**Records for the exercise:**
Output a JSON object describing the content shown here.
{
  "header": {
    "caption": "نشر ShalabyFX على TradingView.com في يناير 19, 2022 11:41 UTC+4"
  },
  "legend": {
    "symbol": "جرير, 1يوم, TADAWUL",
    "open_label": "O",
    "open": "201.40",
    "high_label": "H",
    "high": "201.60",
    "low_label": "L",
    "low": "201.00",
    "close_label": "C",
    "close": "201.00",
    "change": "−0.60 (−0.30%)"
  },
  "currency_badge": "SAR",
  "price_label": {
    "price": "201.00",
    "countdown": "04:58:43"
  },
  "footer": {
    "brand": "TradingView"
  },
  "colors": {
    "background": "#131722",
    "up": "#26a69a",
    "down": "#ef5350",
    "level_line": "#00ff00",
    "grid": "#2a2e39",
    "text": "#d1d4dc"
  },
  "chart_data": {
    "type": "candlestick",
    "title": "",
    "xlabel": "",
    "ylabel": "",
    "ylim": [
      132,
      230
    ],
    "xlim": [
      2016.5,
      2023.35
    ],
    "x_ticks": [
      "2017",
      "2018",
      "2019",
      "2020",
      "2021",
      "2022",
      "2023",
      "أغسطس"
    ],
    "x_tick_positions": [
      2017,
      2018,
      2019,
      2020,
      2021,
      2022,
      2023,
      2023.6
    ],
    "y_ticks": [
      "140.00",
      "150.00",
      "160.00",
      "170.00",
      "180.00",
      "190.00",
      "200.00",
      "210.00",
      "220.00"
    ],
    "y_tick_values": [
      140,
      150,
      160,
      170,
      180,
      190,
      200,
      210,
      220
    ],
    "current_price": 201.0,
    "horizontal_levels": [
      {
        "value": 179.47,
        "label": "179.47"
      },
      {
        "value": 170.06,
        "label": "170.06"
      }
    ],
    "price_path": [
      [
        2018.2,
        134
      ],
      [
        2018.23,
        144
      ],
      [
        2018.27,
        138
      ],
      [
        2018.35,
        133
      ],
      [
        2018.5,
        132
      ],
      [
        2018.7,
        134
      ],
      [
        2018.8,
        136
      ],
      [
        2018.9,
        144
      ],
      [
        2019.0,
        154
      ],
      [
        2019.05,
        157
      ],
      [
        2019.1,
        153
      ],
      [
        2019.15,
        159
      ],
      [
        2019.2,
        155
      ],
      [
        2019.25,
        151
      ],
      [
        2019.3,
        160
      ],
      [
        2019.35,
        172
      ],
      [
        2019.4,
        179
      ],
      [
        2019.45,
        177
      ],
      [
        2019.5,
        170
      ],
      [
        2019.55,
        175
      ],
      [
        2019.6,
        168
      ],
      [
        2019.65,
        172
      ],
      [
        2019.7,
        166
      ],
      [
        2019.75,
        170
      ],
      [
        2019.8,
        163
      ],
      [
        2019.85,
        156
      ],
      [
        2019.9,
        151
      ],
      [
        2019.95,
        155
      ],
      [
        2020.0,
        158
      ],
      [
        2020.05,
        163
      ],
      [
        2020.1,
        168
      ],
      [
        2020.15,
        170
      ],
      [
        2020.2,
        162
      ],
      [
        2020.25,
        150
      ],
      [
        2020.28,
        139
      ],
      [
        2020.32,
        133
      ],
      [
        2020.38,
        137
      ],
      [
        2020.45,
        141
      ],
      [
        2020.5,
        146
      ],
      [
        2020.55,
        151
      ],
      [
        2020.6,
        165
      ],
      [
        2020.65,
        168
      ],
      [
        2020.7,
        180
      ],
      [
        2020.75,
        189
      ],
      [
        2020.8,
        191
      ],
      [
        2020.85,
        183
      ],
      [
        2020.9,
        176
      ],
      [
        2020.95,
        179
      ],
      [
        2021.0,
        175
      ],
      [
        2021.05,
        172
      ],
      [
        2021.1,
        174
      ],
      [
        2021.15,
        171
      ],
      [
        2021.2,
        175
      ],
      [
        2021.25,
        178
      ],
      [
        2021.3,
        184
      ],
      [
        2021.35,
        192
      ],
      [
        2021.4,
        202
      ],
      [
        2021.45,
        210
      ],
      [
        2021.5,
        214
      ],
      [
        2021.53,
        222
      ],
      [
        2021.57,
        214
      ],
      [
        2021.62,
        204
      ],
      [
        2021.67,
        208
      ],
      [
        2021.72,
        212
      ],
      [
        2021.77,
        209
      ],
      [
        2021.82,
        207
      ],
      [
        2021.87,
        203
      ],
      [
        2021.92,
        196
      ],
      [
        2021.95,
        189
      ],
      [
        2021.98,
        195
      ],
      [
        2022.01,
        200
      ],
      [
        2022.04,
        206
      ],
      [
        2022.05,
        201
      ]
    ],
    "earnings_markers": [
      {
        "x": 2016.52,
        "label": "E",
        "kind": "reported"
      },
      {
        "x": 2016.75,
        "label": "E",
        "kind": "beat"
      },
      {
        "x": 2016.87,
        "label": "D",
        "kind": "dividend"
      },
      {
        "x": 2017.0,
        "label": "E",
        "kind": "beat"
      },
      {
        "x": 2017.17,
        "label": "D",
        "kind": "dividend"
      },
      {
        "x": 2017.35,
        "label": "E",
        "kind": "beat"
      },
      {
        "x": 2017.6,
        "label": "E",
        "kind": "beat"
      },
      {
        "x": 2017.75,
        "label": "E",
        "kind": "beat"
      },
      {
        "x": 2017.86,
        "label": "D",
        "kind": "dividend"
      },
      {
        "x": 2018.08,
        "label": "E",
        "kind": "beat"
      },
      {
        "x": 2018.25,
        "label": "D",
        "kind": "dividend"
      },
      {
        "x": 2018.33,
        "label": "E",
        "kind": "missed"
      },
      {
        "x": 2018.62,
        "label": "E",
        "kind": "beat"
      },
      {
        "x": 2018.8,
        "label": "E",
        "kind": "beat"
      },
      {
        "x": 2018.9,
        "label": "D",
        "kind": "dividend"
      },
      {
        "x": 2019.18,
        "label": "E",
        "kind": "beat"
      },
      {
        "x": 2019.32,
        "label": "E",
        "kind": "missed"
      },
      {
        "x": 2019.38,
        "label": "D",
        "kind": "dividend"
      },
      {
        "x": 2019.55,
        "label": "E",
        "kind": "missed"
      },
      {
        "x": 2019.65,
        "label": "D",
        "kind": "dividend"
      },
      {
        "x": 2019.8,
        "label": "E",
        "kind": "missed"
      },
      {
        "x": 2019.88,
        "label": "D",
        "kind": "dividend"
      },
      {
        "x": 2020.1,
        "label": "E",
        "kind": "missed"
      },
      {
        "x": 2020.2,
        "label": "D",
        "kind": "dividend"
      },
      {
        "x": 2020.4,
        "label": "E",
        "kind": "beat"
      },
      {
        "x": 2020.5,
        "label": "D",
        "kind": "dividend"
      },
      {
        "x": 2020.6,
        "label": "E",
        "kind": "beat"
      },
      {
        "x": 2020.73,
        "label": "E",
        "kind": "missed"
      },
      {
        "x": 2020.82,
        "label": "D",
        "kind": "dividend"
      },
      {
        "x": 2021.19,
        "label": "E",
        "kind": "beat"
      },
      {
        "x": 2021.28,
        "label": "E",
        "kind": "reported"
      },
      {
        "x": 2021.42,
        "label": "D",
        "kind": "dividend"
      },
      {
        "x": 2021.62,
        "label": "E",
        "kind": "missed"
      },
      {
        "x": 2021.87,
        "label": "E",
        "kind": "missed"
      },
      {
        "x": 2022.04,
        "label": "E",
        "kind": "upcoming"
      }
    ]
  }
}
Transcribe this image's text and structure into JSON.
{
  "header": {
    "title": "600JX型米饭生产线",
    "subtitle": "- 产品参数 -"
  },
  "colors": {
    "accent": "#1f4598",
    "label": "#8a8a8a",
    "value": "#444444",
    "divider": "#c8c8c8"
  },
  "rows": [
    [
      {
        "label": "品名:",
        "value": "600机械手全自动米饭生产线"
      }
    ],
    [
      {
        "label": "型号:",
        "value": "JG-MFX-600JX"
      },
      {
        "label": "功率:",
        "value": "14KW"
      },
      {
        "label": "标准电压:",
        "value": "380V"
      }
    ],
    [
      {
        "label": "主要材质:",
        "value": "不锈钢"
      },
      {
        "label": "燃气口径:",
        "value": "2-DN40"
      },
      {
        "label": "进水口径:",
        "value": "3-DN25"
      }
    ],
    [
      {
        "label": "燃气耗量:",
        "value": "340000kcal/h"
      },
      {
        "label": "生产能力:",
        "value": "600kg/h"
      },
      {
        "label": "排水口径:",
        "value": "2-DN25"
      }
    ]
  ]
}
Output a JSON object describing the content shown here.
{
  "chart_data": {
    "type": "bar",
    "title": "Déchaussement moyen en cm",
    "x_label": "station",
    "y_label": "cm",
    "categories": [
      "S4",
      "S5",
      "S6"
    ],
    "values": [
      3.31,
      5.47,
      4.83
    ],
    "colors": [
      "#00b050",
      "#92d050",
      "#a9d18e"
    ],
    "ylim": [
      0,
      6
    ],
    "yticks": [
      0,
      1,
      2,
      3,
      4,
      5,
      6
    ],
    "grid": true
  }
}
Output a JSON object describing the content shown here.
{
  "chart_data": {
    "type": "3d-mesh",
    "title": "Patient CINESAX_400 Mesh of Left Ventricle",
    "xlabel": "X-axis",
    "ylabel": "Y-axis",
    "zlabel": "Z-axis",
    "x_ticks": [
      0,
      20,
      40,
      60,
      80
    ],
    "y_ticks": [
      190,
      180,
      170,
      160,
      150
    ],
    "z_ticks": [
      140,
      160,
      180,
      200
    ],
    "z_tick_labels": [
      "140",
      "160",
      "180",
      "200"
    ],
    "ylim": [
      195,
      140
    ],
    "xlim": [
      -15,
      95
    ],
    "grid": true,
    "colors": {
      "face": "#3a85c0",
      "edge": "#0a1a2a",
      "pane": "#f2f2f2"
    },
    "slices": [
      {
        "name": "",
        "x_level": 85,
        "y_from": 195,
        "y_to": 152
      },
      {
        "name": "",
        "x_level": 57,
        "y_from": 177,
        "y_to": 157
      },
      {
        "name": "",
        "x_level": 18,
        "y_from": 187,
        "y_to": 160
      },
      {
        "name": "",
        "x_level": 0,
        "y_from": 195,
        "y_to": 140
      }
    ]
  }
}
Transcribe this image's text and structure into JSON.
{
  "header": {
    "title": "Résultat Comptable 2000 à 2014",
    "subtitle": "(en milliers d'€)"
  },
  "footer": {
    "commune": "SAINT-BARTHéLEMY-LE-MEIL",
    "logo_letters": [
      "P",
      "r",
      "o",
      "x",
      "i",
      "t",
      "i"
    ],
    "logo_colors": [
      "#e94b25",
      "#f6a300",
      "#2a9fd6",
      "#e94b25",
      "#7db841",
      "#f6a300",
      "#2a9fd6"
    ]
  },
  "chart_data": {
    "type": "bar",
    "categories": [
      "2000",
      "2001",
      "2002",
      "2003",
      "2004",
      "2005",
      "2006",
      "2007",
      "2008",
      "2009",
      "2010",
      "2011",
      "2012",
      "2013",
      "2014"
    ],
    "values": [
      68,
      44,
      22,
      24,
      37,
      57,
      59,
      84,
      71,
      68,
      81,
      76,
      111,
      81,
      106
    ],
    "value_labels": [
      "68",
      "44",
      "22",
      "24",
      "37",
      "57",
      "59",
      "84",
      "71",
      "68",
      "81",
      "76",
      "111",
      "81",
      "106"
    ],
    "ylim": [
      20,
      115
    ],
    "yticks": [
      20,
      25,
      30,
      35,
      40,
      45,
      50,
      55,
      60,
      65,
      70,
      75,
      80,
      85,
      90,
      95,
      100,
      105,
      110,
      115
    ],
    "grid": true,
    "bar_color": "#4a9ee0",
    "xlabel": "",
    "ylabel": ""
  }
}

**Exercise brief:** Within the listing above, copy each line that has the string "type".

**Solution to the exercise:**
    "type": "candlestick",
    "type": "bar",
    "type": "3d-mesh",
    "type": "bar",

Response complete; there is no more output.